### Given request
How many lines of the material below contain the string "document"? Answer with the number and nothing else.
********************
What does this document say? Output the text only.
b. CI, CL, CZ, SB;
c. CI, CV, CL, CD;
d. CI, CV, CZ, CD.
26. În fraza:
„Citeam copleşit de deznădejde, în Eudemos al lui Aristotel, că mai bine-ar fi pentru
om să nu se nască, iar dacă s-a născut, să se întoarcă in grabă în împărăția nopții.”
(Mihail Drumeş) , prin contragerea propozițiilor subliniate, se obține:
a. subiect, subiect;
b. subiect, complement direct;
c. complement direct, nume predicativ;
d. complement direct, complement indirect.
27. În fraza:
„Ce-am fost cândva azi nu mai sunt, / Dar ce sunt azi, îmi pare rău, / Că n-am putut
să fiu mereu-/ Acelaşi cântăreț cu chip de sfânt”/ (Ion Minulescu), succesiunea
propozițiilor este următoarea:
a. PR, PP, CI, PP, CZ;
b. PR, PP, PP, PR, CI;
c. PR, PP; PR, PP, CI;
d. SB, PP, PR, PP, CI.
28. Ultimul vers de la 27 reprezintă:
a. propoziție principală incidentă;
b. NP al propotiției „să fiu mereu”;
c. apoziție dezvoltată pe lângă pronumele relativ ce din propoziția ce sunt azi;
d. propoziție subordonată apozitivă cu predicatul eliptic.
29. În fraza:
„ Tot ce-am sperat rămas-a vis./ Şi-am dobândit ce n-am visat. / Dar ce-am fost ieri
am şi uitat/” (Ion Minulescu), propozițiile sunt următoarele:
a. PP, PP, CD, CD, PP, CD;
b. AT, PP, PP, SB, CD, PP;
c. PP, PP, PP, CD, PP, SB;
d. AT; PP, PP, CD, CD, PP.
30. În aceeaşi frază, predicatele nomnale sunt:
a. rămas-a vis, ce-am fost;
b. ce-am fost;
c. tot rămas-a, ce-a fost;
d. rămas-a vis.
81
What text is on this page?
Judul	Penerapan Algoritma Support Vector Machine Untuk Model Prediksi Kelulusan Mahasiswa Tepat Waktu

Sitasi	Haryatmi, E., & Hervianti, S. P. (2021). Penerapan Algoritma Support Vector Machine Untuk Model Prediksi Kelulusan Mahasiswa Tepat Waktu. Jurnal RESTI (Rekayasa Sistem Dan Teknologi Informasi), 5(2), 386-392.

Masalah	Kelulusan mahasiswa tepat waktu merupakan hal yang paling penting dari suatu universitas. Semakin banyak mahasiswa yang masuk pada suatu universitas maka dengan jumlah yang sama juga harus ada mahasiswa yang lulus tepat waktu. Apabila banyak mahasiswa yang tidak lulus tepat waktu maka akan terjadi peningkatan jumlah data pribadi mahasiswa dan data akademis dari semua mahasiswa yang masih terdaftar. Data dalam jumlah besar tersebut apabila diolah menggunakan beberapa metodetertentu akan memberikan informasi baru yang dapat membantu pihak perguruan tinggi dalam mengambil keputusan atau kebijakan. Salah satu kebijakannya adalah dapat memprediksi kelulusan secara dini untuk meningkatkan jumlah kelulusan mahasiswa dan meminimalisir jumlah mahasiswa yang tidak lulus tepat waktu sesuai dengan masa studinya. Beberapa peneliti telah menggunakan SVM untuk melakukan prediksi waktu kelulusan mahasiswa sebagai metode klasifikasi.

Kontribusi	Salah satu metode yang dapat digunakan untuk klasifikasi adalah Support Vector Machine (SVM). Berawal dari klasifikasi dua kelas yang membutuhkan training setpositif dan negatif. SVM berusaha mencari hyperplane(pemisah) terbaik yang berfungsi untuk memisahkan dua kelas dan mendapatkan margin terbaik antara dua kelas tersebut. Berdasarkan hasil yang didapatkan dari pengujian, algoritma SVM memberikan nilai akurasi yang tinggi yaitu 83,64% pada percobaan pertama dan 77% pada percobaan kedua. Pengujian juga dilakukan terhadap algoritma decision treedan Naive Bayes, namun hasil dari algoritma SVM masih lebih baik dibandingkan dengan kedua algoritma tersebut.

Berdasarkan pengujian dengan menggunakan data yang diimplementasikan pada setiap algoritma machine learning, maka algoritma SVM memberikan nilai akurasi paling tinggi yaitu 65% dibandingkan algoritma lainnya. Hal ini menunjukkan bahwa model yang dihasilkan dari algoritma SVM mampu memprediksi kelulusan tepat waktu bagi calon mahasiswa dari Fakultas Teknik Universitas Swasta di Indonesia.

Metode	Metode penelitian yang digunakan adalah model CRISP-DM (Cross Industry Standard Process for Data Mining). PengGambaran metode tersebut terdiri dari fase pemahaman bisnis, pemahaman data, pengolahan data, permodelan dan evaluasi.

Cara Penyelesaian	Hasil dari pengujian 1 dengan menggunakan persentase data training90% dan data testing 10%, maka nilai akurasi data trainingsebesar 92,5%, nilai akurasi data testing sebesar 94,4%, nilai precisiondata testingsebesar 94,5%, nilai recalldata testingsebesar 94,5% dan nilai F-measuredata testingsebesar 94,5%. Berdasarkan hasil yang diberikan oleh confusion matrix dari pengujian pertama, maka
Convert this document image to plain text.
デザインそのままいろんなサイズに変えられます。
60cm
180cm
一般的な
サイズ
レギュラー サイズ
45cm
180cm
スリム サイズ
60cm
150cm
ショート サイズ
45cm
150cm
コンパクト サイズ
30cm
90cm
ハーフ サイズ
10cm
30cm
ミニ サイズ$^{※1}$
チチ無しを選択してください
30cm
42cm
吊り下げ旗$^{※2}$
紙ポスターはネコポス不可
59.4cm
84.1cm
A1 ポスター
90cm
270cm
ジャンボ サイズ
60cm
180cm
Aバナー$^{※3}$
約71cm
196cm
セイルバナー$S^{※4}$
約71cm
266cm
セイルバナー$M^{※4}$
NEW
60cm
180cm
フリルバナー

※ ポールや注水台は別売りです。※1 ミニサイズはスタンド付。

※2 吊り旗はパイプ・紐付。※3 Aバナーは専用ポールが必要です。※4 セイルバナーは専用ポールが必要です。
********************
### Output of the exercise
2